═════ ENTRIES ═════

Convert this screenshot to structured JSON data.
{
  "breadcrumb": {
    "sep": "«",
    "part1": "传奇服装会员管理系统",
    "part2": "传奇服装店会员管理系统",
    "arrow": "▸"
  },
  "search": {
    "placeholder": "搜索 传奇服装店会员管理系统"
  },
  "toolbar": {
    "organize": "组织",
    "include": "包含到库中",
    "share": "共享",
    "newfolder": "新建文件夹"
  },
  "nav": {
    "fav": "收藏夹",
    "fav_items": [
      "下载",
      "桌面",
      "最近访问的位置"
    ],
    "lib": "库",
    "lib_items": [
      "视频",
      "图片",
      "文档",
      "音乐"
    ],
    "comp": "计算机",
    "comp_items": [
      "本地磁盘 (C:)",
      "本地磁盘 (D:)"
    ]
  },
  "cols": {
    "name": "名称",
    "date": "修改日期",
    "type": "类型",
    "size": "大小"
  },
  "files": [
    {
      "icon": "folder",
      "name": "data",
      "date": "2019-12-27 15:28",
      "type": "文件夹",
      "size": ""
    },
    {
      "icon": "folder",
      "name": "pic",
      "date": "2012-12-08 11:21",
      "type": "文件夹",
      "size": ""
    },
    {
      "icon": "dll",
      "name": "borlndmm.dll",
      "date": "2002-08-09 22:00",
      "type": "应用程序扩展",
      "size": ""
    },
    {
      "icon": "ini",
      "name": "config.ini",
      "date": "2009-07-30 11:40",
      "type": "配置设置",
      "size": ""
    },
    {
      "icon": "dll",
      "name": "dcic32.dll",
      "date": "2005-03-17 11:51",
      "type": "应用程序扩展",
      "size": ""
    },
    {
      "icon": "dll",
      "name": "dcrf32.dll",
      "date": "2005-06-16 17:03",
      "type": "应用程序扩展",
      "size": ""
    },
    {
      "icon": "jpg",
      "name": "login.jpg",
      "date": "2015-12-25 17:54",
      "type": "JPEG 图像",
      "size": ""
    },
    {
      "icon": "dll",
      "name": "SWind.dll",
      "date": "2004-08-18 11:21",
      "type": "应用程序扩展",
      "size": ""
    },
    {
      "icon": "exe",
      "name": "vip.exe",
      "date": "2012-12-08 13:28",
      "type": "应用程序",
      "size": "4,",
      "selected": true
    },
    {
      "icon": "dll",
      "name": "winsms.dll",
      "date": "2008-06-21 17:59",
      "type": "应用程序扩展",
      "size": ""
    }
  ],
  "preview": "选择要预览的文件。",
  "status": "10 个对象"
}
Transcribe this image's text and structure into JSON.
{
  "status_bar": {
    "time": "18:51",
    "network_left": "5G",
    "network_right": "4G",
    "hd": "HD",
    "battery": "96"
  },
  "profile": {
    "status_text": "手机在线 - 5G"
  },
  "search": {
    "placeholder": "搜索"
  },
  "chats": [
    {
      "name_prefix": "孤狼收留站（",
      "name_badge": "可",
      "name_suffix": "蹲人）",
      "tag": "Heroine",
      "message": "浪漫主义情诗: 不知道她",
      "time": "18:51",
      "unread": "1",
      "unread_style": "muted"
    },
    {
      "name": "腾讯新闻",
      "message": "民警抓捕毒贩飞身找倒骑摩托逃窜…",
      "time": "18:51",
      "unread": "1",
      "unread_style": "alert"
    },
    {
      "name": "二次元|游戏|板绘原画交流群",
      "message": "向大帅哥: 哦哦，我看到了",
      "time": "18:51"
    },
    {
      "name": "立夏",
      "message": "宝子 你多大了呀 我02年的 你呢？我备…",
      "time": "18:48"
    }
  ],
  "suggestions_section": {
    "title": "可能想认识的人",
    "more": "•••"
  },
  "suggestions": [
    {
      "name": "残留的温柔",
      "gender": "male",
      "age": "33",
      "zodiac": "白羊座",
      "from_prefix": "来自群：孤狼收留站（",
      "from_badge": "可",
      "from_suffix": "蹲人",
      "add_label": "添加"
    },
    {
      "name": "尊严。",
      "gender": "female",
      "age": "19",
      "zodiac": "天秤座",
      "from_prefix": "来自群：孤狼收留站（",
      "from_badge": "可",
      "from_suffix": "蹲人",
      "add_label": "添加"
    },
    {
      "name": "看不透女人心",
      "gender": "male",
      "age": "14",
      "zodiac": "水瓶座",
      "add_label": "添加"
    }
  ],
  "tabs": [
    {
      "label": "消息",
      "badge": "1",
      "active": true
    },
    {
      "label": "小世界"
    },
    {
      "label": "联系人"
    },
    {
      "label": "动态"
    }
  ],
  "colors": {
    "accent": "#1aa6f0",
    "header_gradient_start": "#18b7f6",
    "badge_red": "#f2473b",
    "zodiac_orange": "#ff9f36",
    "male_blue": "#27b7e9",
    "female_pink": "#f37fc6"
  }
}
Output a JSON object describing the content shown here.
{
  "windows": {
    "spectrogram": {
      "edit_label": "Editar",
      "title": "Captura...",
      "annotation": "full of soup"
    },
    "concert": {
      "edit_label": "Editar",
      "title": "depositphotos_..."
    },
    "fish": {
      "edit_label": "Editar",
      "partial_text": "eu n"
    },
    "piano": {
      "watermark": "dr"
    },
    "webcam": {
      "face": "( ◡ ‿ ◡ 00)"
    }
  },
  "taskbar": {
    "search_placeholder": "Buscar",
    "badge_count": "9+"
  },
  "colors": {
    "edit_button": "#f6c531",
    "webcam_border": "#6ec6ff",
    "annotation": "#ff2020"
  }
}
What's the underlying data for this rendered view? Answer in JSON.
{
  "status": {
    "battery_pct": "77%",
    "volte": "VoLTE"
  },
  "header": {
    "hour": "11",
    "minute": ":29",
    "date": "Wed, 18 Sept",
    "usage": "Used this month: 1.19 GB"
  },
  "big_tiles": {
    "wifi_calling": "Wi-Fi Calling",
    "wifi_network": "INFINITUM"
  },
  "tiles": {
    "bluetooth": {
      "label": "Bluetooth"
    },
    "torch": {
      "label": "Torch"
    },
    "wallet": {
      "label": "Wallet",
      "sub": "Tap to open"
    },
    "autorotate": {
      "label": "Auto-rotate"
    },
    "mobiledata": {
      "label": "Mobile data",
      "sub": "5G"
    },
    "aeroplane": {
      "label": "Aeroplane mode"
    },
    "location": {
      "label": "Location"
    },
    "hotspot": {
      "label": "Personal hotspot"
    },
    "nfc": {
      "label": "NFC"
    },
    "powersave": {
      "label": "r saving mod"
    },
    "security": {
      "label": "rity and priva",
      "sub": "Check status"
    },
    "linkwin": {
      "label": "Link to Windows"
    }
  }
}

═════

» **PROBLEM DETAILS**: Copy out the material word for word and line for line.

» **FULL SOLUTION**:
Convert this screenshot to structured JSON data.
{
  "breadcrumb": {
    "sep": "«",
    "part1": "传奇服装会员管理系统",
    "part2": "传奇服装店会员管理系统",
    "arrow": "▸"
  },
  "search": {
    "placeholder": "搜索 传奇服装店会员管理系统"
  },
  "toolbar": {
    "organize": "组织",
    "include": "包含到库中",
    "share": "共享",
    "newfolder": "新建文件夹"
  },
  "nav": {
    "fav": "收藏夹",
    "fav_items": [
      "下载",
      "桌面",
      "最近访问的位置"
    ],
    "lib": "库",
    "lib_items": [
      "视频",
      "图片",
      "文档",
      "音乐"
    ],
    "comp": "计算机",
    "comp_items": [
      "本地磁盘 (C:)",
      "本地磁盘 (D:)"
    ]
  },
  "cols": {
    "name": "名称",
    "date": "修改日期",
    "type": "类型",
    "size": "大小"
  },
  "files": [
    {
      "icon": "folder",
      "name": "data",
      "date": "2019-12-27 15:28",
      "type": "文件夹",
      "size": ""
    },
    {
      "icon": "folder",
      "name": "pic",
      "date": "2012-12-08 11:21",
      "type": "文件夹",
      "size": ""
    },
    {
      "icon": "dll",
      "name": "borlndmm.dll",
      "date": "2002-08-09 22:00",
      "type": "应用程序扩展",
      "size": ""
    },
    {
      "icon": "ini",
      "name": "config.ini",
      "date": "2009-07-30 11:40",
      "type": "配置设置",
      "size": ""
    },
    {
      "icon": "dll",
      "name": "dcic32.dll",
      "date": "2005-03-17 11:51",
      "type": "应用程序扩展",
      "size": ""
    },
    {
      "icon": "dll",
      "name": "dcrf32.dll",
      "date": "2005-06-16 17:03",
      "type": "应用程序扩展",
      "size": ""
    },
    {
      "icon": "jpg",
      "name": "login.jpg",
      "date": "2015-12-25 17:54",
      "type": "JPEG 图像",
      "size": ""
    },
    {
      "icon": "dll",
      "name": "SWind.dll",
      "date": "2004-08-18 11:21",
      "type": "应用程序扩展",
      "size": ""
    },
    {
      "icon": "exe",
      "name": "vip.exe",
      "date": "2012-12-08 13:28",
      "type": "应用程序",
      "size": "4,",
      "selected": true
    },
    {
      "icon": "dll",
      "name": "winsms.dll",
      "date": "2008-06-21 17:59",
      "type": "应用程序扩展",
      "size": ""
    }
  ],
  "preview": "选择要预览的文件。",
  "status": "10 个对象"
}
Transcribe this image's text and structure into JSON.
{
  "status_bar": {
    "time": "18:51",
    "network_left": "5G",
    "network_right": "4G",
    "hd": "HD",
    "battery": "96"
  },
  "profile": {
    "status_text": "手机在线 - 5G"
  },
  "search": {
    "placeholder": "搜索"
  },
  "chats": [
    {
      "name_prefix": "孤狼收留站（",
      "name_badge": "可",
      "name_suffix": "蹲人）",
      "tag": "Heroine",
      "message": "浪漫主义情诗: 不知道她",
      "time": "18:51",
      "unread": "1",
      "unread_style": "muted"
    },
    {
      "name": "腾讯新闻",
      "message": "民警抓捕毒贩飞身找倒骑摩托逃窜…",
      "time": "18:51",
      "unread": "1",
      "unread_style": "alert"
    },
    {
      "name": "二次元|游戏|板绘原画交流群",
      "message": "向大帅哥: 哦哦，我看到了",
      "time": "18:51"
    },
    {
      "name": "立夏",
      "message": "宝子 你多大了呀 我02年的 你呢？我备…",
      "time": "18:48"
    }
  ],
  "suggestions_section": {
    "title": "可能想认识的人",
    "more": "•••"
  },
  "suggestions": [
    {
      "name": "残留的温柔",
      "gender": "male",
      "age": "33",
      "zodiac": "白羊座",
      "from_prefix": "来自群：孤狼收留站（",
      "from_badge": "可",
      "from_suffix": "蹲人",
      "add_label": "添加"
    },
    {
      "name": "尊严。",
      "gender": "female",
      "age": "19",
      "zodiac": "天秤座",
      "from_prefix": "来自群：孤狼收留站（",
      "from_badge": "可",
      "from_suffix": "蹲人",
      "add_label": "添加"
    },
    {
      "name": "看不透女人心",
      "gender": "male",
      "age": "14",
      "zodiac": "水瓶座",
      "add_label": "添加"
    }
  ],
  "tabs": [
    {
      "label": "消息",
      "badge": "1",
      "active": true
    },
    {
      "label": "小世界"
    },
    {
      "label": "联系人"
    },
    {
      "label": "动态"
    }
  ],
  "colors": {
    "accent": "#1aa6f0",
    "header_gradient_start": "#18b7f6",
    "badge_red": "#f2473b",
    "zodiac_orange": "#ff9f36",
    "male_blue": "#27b7e9",
    "female_pink": "#f37fc6"
  }
}
Output a JSON object describing the content shown here.
{
  "windows": {
    "spectrogram": {
      "edit_label": "Editar",
      "title": "Captura...",
      "annotation": "full of soup"
    },
    "concert": {
      "edit_label": "Editar",
      "title": "depositphotos_..."
    },
    "fish": {
      "edit_label": "Editar",
      "partial_text": "eu n"
    },
    "piano": {
      "watermark": "dr"
    },
    "webcam": {
      "face": "( ◡ ‿ ◡ 00)"
    }
  },
  "taskbar": {
    "search_placeholder": "Buscar",
    "badge_count": "9+"
  },
  "colors": {
    "edit_button": "#f6c531",
    "webcam_border": "#6ec6ff",
    "annotation": "#ff2020"
  }
}
What's the underlying data for this rendered view? Answer in JSON.
{
  "status": {
    "battery_pct": "77%",
    "volte": "VoLTE"
  },
  "header": {
    "hour": "11",
    "minute": ":29",
    "date": "Wed, 18 Sept",
    "usage": "Used this month: 1.19 GB"
  },
  "big_tiles": {
    "wifi_calling": "Wi-Fi Calling",
    "wifi_network": "INFINITUM"
  },
  "tiles": {
    "bluetooth": {
      "label": "Bluetooth"
    },
    "torch": {
      "label": "Torch"
    },
    "wallet": {
      "label": "Wallet",
      "sub": "Tap to open"
    },
    "autorotate": {
      "label": "Auto-rotate"
    },
    "mobiledata": {
      "label": "Mobile data",
      "sub": "5G"
    },
    "aeroplane": {
      "label": "Aeroplane mode"
    },
    "location": {
      "label": "Location"
    },
    "hotspot": {
      "label": "Personal hotspot"
    },
    "nfc": {
      "label": "NFC"
    },
    "powersave": {
      "label": "r saving mod"
    },
    "security": {
      "label": "rity and priva",
      "sub": "Check status"
    },
    "linkwin": {
      "label": "Link to Windows"
    }
  }
}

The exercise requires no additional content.